▶ [GIVEN PROBLEM] Pick out each line with the word "them" from the material that follows.

▶ [SUPPLIED RECORDS]
***

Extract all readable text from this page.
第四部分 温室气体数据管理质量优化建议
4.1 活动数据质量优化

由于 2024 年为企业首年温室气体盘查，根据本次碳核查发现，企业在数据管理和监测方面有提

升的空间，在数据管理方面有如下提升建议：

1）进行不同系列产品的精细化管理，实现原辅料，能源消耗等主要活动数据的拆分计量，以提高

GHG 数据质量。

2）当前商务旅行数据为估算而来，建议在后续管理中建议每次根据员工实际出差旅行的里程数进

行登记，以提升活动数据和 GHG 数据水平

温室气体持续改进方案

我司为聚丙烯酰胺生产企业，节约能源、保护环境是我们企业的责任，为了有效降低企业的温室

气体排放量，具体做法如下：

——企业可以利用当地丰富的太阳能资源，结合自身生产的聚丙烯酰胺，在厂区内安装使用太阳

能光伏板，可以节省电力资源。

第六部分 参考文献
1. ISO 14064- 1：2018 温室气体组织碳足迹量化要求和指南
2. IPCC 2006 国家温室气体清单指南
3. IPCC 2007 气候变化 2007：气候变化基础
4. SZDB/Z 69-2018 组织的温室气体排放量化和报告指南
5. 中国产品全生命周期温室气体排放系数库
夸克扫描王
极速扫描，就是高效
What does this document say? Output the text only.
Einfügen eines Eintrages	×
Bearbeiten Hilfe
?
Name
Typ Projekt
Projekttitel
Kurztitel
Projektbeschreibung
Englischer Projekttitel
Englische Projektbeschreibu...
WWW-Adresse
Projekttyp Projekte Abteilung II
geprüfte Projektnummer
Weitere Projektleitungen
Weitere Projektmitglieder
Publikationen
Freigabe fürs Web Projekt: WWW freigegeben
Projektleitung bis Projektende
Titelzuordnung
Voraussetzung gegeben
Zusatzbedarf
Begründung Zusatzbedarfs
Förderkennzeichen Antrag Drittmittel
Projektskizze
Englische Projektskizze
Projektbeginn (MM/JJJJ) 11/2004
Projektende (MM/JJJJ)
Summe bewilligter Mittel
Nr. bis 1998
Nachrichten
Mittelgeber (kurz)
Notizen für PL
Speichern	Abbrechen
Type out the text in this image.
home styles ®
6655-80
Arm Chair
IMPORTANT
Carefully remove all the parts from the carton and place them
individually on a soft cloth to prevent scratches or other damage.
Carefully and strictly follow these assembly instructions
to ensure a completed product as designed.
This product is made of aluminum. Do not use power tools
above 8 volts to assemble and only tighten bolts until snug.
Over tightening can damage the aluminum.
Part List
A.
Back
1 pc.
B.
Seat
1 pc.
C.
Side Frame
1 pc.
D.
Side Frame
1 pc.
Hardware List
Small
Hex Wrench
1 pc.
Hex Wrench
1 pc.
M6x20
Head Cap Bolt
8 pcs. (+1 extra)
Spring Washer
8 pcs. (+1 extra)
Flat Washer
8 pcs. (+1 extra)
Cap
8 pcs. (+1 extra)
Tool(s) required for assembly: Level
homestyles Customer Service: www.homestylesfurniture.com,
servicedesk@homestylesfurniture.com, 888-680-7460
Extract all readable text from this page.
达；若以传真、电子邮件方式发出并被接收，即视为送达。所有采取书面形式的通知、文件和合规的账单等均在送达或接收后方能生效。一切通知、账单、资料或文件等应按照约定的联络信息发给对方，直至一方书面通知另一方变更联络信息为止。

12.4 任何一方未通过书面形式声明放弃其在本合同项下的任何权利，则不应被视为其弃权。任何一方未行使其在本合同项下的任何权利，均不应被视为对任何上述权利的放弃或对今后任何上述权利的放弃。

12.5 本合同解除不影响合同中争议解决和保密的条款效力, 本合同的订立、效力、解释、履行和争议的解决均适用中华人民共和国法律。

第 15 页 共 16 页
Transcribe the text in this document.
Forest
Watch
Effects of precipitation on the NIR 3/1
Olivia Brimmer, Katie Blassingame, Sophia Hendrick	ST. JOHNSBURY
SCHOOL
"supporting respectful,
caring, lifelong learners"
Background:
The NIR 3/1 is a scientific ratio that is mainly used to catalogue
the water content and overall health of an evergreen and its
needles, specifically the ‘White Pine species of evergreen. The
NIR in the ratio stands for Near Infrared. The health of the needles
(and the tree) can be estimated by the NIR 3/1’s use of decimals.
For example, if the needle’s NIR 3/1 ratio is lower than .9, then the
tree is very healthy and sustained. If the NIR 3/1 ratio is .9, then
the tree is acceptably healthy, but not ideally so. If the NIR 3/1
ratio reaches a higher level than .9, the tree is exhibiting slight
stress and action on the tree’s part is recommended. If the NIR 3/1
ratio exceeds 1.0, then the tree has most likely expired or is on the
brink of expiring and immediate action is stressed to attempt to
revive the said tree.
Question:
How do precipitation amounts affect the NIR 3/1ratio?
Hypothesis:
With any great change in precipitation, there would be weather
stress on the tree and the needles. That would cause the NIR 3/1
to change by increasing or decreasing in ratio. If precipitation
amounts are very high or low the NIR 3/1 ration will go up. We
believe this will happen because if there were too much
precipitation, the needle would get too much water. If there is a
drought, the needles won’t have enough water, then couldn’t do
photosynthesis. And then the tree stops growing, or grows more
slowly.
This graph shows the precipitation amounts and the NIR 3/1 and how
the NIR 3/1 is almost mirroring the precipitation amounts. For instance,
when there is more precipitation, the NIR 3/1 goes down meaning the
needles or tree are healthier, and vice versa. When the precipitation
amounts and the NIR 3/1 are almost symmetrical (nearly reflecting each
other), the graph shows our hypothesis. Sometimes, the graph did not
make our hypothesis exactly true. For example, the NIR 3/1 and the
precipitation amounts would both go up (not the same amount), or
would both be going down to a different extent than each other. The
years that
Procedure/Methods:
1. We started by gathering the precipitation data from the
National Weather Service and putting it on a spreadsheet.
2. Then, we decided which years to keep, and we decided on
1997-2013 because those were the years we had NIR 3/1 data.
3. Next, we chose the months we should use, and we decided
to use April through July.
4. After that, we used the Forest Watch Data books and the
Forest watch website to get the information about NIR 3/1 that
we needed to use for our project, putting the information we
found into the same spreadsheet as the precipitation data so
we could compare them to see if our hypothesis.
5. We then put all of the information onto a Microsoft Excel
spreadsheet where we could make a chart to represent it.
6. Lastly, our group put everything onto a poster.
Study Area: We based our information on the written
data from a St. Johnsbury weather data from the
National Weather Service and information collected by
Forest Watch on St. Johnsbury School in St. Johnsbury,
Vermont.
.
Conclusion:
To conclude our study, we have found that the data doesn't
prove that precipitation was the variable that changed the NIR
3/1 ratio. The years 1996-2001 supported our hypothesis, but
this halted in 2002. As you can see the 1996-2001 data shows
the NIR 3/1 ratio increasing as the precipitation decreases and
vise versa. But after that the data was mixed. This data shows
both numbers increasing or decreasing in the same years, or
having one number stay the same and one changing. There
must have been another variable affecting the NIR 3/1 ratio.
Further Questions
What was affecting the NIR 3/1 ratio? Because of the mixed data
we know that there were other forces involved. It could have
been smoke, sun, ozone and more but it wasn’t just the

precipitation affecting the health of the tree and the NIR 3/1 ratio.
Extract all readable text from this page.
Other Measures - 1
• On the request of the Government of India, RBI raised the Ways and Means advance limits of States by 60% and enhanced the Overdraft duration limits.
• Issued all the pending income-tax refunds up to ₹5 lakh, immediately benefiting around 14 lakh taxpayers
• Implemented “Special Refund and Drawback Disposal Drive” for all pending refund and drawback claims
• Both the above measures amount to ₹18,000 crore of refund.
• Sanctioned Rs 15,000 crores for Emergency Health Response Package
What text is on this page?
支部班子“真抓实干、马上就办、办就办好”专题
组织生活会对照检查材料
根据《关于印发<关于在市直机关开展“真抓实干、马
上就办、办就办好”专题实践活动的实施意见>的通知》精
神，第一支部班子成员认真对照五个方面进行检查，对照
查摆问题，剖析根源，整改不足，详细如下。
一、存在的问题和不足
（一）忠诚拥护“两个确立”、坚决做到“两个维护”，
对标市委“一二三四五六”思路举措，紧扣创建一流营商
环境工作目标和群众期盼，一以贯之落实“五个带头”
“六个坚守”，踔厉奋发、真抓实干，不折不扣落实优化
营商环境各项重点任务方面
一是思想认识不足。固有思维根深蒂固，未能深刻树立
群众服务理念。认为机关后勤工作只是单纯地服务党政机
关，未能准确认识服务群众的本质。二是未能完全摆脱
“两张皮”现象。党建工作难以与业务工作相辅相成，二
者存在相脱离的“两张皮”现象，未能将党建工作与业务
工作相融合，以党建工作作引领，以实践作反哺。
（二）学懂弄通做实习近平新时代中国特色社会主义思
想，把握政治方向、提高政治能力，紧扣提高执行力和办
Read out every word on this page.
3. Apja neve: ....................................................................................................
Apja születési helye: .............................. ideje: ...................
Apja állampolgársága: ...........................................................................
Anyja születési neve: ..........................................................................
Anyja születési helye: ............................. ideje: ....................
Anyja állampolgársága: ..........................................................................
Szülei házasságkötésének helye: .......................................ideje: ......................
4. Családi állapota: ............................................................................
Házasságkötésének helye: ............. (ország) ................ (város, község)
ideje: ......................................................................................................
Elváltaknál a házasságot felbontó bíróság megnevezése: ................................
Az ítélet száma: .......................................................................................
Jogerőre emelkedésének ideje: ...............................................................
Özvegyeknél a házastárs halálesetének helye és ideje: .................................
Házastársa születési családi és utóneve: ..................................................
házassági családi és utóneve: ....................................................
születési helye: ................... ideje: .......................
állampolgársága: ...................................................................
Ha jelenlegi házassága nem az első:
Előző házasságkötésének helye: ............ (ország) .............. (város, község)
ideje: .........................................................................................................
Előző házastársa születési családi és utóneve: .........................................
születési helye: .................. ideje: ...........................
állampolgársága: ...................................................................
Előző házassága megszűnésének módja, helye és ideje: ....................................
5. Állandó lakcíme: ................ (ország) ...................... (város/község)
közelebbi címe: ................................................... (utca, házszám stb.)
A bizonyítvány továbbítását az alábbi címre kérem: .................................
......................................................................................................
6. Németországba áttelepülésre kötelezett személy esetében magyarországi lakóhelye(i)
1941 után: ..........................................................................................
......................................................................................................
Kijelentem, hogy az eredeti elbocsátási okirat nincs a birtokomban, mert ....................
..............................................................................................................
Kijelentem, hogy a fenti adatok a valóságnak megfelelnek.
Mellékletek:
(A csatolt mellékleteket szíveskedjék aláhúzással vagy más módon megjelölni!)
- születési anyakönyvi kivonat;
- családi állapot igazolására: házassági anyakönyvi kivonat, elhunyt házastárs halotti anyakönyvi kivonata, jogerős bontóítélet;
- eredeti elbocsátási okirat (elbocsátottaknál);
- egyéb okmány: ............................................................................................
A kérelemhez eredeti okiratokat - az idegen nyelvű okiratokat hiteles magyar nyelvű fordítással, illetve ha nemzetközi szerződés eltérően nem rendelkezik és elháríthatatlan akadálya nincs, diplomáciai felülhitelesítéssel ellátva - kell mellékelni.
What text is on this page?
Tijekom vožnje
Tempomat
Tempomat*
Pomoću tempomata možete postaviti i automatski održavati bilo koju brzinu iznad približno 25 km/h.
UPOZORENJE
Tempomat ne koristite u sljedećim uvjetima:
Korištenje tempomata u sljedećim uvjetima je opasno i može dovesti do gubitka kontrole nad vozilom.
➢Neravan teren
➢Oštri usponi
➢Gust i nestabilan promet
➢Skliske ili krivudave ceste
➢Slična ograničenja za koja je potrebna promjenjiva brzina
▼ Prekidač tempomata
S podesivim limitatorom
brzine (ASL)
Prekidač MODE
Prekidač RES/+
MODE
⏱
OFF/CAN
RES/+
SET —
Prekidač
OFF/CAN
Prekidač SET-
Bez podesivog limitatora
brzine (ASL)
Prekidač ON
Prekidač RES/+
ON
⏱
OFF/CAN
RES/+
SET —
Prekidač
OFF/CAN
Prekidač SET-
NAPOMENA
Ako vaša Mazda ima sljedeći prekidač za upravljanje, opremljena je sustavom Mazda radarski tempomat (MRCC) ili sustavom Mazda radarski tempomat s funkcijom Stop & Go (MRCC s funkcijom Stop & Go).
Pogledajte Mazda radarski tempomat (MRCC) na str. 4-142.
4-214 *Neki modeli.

***

▶ [ANSWER TO THIS PROBLEM]
Carefully remove all the parts from the carton and place them
we could compare them to see if our hypothesis.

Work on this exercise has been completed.